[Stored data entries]
○ ○ ○ ○

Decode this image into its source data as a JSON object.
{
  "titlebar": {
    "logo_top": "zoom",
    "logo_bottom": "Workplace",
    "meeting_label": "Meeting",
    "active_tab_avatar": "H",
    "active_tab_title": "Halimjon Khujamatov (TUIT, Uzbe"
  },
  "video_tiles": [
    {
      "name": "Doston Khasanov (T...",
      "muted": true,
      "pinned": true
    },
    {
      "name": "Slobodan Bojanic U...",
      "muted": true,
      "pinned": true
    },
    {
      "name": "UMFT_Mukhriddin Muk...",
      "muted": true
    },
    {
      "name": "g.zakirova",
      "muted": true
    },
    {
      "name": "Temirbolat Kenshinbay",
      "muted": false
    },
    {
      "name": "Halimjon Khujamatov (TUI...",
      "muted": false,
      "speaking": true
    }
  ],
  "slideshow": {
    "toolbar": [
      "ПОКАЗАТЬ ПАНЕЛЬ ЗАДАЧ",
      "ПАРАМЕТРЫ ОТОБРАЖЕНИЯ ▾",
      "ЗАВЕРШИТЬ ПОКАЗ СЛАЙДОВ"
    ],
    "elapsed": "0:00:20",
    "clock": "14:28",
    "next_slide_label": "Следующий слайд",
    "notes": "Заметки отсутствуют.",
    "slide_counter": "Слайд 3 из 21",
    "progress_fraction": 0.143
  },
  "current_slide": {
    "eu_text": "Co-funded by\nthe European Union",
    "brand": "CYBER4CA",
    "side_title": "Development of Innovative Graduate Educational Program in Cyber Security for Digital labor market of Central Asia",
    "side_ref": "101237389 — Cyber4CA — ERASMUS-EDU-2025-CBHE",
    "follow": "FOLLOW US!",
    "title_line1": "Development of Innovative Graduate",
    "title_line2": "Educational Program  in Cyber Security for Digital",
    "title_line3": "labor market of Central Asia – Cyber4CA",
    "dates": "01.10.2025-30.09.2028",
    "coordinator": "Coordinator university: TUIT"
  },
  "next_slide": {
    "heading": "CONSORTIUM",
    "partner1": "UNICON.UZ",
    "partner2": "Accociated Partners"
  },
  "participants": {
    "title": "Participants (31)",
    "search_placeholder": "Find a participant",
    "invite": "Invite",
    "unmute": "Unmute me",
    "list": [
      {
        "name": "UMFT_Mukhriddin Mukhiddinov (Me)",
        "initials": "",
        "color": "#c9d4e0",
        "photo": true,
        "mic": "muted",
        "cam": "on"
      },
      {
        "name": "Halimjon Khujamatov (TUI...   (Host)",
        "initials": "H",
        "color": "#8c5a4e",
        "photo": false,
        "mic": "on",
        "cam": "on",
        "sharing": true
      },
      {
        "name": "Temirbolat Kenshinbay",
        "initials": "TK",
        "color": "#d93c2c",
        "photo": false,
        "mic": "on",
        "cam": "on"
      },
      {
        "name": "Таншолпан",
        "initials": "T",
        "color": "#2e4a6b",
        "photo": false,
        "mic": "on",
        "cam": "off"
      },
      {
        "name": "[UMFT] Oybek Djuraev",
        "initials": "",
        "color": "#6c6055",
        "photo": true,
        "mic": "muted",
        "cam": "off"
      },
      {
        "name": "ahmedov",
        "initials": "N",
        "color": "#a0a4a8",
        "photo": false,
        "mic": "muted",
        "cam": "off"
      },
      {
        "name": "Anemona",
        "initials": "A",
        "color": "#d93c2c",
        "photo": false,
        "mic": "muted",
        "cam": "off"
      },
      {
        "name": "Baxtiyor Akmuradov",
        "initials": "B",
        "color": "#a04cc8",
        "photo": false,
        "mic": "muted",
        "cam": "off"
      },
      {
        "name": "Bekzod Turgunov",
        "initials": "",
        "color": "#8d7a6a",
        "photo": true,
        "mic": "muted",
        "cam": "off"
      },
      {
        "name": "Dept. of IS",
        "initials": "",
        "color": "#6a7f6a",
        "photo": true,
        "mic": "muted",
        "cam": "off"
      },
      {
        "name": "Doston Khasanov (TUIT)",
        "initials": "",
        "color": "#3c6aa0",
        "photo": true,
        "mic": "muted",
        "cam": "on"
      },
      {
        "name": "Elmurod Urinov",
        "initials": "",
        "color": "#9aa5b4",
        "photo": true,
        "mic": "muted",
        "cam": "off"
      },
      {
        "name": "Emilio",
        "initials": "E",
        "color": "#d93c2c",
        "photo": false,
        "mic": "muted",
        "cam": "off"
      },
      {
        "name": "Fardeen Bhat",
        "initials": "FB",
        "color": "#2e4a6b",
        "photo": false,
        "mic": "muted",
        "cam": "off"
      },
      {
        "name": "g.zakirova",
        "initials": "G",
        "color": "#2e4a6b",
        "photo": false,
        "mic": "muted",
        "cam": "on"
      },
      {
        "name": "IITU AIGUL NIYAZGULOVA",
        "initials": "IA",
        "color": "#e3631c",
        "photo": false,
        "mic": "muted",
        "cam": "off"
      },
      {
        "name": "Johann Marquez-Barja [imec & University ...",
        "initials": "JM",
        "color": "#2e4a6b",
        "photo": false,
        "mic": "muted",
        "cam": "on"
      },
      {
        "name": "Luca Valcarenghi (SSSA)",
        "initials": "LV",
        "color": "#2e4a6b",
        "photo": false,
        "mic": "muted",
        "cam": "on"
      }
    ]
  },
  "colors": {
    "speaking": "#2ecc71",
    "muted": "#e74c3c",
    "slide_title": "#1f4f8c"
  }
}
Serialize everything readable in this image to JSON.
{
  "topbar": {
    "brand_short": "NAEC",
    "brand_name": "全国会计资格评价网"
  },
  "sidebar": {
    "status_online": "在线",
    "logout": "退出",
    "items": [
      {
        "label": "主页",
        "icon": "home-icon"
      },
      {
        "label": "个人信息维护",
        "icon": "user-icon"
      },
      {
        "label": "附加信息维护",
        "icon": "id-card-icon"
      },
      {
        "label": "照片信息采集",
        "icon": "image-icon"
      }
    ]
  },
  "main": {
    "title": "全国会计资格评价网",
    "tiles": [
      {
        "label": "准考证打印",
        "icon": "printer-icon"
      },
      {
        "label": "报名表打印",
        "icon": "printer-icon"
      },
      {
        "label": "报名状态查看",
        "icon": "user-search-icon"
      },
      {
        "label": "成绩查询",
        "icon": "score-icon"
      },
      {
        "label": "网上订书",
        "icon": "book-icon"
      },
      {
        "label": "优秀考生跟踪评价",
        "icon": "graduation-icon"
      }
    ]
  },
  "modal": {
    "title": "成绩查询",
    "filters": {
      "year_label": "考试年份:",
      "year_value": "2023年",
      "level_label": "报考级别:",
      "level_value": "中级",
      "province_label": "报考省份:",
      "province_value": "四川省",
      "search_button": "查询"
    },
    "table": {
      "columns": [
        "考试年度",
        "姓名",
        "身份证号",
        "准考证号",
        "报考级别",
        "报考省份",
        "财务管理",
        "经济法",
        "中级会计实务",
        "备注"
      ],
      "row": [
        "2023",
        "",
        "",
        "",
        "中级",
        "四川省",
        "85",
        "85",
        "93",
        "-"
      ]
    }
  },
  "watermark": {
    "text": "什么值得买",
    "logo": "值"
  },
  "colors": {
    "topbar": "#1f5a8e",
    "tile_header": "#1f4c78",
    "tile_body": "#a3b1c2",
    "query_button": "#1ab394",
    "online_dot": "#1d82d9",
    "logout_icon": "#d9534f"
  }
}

○ ○ ○ ○

* _REQUIREMENT_:
Which lines hold the word "TUIT"? Show each one.

* _RESPONSE TO THIS TASK_:
    "active_tab_title": "Halimjon Khujamatov (TUIT, Uzbe"
    "coordinator": "Coordinator university: TUIT"
        "name": "Doston Khasanov (TUIT)",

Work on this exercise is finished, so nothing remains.